- _EXTRACTED DATA_:

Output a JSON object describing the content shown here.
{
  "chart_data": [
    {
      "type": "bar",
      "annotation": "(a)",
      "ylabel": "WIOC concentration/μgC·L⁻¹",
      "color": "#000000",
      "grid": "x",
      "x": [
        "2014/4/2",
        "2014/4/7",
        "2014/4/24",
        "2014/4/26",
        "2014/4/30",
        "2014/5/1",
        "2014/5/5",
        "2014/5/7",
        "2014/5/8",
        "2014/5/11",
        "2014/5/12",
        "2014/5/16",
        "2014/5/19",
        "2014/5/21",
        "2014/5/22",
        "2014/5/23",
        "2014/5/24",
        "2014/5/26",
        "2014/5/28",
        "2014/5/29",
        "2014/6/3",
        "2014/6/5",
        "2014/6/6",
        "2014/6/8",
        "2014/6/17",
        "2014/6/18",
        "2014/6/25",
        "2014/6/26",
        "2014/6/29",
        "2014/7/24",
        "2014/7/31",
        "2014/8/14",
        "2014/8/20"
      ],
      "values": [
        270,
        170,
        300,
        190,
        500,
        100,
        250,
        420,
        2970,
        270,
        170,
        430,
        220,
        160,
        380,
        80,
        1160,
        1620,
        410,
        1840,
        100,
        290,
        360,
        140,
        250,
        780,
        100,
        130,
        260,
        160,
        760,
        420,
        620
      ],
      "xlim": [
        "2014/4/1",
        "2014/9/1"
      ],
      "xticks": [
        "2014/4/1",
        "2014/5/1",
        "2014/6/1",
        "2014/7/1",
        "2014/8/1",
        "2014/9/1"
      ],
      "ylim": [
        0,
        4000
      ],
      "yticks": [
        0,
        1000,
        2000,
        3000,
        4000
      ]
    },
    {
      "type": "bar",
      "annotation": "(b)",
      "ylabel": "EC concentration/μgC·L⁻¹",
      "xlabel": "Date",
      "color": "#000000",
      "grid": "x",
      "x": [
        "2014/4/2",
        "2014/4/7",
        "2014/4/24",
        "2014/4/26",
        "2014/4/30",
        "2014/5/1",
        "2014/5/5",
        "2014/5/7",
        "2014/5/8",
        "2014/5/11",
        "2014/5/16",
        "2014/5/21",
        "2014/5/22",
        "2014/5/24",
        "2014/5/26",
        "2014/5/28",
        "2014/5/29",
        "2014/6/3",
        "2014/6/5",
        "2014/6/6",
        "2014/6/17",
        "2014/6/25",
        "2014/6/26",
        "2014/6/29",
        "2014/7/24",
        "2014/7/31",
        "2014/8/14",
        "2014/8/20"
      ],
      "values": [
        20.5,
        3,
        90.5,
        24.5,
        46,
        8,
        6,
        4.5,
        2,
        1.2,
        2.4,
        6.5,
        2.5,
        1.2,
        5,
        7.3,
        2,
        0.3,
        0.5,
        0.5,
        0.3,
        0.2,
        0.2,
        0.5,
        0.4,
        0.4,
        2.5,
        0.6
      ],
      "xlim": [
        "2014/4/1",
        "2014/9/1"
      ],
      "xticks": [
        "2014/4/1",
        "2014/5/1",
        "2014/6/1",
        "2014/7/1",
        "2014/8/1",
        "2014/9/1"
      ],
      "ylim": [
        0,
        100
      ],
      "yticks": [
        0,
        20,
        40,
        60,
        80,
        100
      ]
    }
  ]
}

- _GIVEN REQUEST_: Report how many lines of the data contain the word "concentration", using the number alone.

- _REPLY_: 2